简短题目 A:
以下三个说法与 Triton 融合 Softmax 教程是否相符？逐条回答“是”或“否”，并原文引出起决定作用的词句。
(i) 教程中的融合 softmax 在所有矩阵上都比 PyTorch 的原生操作快。
(ii) Triton 旨在提供基于 Python 的编程环境。
(iii) naive_softmax 减去最大元素是为了避免溢出。
简短题目 B:
接着 Triton 融合 Softmax 教程最后一句往下写。

文章:
++++++++
【Triton 教程】融合 Softmax (Fused Softmax)

Triton 是一种用于并行编程的语言和编译器。它旨在提供一个基于 Python 的编程环境，以高效编写自定义 DNN 计算内核，并能够在现代 GPU 硬件上以最大吞吐量运行。

更多 Triton 中文文档可访问 →https://triton.hyper.ai/

在本教程中，您将编写一个融合的 softmax 操作，该操作在某些类别的矩阵上比 PyTorch 的原生操作快得多：即那些可以适应 GPU 静态随机存取存储器 (SRAM) 的行。

通过这个过程，您将了解以下内容：

内核融合对于带宽受限操作的优势。
Triton 中缩减操作。

动机

用于逐元素加法的自定义 GPU 内核有教学上的价值，但在实践中不能带来很大的进展。
让我们转而考虑一个简单的（数值稳定的）softmax 操作：

import torch


import triton
import triton.language as tl
from triton.runtime import driver




def naive_softmax(x):
    """Compute row-wise softmax of X using native pytorch
    使用原生 PyTorch 计算 X 的逐行 softmax


    We subtract the maximum element in order to avoid overflows. Softmax is invariant to
    this shift.
++++++++
所给数据:

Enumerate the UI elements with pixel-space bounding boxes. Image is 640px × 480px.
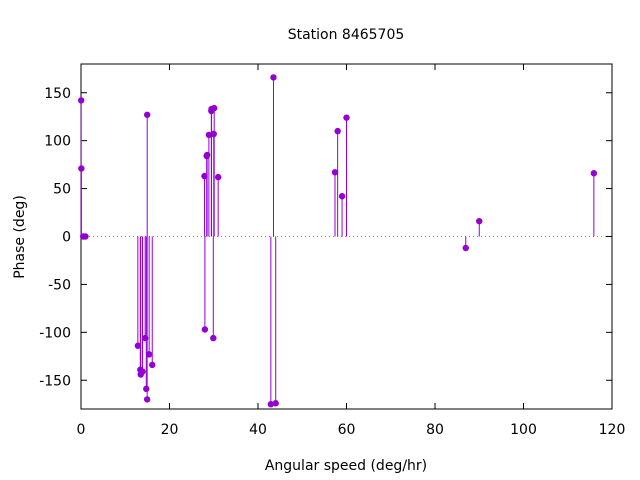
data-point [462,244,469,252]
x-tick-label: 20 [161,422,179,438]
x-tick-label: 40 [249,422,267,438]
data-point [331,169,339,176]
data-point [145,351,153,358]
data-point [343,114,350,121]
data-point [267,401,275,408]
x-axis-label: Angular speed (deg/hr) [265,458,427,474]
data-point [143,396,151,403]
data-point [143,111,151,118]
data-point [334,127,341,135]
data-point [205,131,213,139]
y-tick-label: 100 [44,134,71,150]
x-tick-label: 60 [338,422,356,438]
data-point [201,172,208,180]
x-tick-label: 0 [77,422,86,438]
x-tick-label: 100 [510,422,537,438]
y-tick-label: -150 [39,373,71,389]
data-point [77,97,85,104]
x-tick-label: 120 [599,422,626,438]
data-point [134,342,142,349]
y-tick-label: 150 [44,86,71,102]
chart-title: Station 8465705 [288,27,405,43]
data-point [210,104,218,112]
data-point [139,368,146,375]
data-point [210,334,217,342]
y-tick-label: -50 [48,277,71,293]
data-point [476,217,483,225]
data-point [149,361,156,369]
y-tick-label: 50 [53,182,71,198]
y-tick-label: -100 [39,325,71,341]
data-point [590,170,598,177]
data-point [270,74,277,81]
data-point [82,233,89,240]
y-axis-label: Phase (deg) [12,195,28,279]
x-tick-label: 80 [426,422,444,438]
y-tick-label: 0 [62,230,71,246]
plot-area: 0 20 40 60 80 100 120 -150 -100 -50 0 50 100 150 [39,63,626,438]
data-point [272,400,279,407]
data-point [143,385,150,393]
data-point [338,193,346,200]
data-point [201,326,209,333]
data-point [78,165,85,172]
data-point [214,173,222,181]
++++++++
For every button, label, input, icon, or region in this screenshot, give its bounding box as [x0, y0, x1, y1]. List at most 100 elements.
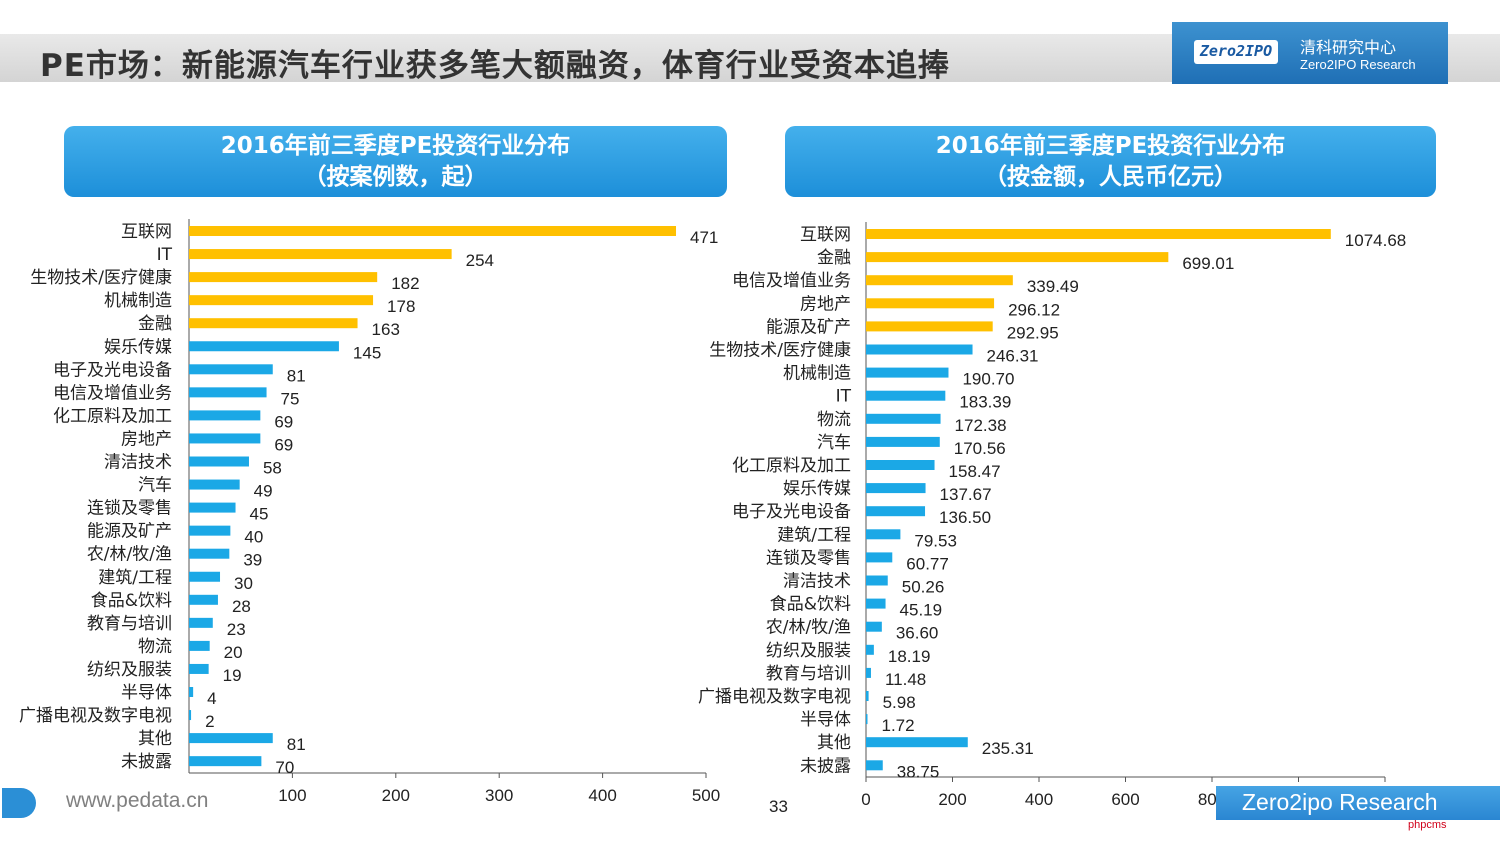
++++++++
预期输出 A:
(i) 否。“该操作在某些类别的矩阵上比 PyTorch 的原生操作快得多：即那些可以适应 GPU 静态随机存取存储器 (SRAM) 的行”
(ii) 是。“它旨在提供一个基于 Python 的编程环境”
(iii) 是。“We subtract the maximum element in order to avoid overflows.”

预期输出 B:
    我们减去最大元素以避免溢出。Softmax 对于这种偏移是不变的。
    """
    # read  MN elements ; write M  elements
    # 读取 MN 个元素；写入 M 个元素
    x_max = x.max(dim=1)[0]
    # read MN + M elements ; write MN elements
    # 读取 MN + M 个元素；写入 MN 个元素
    z = x - x_max[:, None]
    # read  MN elements ; write MN elements
    # 读取 MN 个元素；写入 MN 个元素
    numerator = torch.exp(z)
    # read  MN elements ; write M  elements
    # 读取 MN 个元素；写入 M 个元素
    denominator = numerator.sum(dim=1)
    # read MN + M elements ; write MN elements
    # 读取 MN + M 个元素；写入 MN 个元素
    ret = numerator / denominator[:, None]
    # in total: read 5MN + 2M elements ; wrote 3MN + 2M elements
    # 总计：读取 5MN + 2M 个元素；写入 3MN + 2M 个元素
    return ret

直接在 PyTorch 中实现时，计算 y = naive_softmax(x) 需要从 DRAM 中读取 5MN+2M 个元素，并写回 3MN+2M 个元素。

这显然是浪费的；我们更希望有一个自定义的「融合」内核，它只需读取一次 X，并在芯片上进行所有必要的计算。

这样做只需要读写 MN 字节，因此我们可以期望理论上的加速约为 4 倍。

torch.jit.script 标志旨在自动执行这种「内核融合」，但正如我们后面将看到的，它仍不够理想。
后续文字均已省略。